### YOUR OBJECTIVE
State how many lines contain the string "Delete", and write nothing else.

### Extracted records
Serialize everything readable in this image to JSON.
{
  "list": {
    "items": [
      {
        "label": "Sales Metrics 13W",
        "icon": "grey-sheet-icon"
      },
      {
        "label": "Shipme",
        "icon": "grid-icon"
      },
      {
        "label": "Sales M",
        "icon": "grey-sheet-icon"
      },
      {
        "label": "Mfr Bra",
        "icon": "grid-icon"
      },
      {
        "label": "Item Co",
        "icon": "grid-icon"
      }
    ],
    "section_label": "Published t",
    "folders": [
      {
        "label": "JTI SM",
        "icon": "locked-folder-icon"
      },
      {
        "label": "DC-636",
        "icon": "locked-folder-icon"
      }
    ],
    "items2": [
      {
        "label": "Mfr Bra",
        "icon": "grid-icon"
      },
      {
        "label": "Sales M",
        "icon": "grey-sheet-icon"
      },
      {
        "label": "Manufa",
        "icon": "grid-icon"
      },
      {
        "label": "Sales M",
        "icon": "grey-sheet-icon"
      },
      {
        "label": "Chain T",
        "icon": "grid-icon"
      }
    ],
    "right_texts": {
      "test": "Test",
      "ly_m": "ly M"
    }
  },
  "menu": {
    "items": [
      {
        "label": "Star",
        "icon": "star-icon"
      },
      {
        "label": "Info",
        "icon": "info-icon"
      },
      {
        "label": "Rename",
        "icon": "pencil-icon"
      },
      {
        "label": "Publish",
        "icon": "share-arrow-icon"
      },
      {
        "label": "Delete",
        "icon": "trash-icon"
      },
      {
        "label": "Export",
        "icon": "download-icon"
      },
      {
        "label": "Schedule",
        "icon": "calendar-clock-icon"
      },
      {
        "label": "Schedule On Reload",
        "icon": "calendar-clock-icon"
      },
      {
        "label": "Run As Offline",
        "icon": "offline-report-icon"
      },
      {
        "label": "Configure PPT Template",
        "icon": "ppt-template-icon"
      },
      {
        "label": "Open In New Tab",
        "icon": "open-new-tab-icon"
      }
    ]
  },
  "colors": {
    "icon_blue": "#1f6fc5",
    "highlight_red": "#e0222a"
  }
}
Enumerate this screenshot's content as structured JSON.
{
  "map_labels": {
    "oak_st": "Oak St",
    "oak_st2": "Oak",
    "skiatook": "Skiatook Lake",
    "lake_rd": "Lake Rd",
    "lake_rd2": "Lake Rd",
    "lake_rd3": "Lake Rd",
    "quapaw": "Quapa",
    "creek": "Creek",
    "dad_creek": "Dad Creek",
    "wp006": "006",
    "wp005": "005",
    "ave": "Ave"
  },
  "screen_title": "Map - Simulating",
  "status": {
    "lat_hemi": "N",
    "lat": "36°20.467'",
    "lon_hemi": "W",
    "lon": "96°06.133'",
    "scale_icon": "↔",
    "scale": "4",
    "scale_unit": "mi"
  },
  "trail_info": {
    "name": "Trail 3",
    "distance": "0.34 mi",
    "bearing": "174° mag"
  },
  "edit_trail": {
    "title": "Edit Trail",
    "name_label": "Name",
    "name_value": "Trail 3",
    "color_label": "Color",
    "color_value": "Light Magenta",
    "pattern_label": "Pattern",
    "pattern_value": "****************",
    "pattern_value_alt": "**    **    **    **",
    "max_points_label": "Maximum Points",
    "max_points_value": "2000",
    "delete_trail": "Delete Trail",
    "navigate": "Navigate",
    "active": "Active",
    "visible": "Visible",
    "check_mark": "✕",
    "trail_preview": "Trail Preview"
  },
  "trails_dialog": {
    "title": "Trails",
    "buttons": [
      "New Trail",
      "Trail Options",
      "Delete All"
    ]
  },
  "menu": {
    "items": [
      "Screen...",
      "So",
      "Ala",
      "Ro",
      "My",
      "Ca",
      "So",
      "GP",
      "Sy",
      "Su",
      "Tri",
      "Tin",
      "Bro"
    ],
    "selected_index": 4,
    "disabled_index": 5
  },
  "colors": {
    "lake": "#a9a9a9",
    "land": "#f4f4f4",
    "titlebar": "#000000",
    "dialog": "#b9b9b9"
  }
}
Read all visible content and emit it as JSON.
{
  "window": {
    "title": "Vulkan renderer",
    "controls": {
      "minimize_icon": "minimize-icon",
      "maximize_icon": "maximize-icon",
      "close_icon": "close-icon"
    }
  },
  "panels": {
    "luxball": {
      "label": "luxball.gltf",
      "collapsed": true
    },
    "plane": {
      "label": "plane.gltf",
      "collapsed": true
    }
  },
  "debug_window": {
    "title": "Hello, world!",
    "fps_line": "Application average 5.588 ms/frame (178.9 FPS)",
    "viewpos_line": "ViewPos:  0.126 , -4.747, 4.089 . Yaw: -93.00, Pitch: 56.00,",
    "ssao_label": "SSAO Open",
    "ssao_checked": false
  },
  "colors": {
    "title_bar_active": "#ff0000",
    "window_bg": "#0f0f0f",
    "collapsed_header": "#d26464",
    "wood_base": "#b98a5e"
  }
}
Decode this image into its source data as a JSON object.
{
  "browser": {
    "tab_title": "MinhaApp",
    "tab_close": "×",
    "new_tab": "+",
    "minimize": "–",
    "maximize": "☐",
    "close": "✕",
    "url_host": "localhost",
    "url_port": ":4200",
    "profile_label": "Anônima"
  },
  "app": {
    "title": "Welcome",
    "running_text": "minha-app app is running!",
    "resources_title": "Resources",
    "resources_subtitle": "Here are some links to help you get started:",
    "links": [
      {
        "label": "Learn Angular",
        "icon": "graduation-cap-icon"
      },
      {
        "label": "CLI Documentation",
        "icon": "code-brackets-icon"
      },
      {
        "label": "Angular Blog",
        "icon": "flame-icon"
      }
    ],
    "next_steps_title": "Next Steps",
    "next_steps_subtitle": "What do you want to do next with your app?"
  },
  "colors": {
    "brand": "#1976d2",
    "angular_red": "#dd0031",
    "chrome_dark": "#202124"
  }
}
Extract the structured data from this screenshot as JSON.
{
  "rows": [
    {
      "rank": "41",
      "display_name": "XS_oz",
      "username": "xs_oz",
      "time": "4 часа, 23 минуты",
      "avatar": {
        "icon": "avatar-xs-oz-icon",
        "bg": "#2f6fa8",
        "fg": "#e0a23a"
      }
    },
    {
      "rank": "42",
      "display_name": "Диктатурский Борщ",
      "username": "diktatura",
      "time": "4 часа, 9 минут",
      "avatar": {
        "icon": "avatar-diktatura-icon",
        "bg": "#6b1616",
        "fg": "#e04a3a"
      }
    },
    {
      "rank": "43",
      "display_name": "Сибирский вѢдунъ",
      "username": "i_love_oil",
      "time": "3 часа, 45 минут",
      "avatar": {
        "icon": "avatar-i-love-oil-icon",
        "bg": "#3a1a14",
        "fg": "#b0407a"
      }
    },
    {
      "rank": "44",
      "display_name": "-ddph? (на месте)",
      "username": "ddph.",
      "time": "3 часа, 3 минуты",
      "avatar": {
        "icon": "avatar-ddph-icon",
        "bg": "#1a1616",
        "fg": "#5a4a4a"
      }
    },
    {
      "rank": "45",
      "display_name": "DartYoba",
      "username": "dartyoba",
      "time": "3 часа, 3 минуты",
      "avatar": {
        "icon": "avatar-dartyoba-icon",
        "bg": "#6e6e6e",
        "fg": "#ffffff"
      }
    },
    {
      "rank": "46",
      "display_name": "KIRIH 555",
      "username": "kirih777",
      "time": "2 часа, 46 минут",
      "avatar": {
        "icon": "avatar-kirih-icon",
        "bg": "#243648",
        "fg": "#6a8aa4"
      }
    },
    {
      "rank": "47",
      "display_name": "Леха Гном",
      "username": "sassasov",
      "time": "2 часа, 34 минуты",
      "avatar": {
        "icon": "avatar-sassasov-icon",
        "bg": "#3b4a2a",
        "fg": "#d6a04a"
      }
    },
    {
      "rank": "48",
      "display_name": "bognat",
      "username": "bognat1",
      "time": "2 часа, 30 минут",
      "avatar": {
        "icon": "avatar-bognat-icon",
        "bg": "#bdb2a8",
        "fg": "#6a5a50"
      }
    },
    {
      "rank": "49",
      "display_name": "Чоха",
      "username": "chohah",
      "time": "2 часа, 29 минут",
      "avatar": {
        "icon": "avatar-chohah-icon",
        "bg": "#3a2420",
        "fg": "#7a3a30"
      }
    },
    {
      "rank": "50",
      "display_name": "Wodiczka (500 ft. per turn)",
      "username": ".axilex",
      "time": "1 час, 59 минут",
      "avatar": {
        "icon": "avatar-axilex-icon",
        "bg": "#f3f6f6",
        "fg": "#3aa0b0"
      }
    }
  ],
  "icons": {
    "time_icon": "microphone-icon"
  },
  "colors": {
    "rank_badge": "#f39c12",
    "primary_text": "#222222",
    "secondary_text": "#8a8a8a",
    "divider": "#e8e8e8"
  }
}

### FINISHED ANSWER
3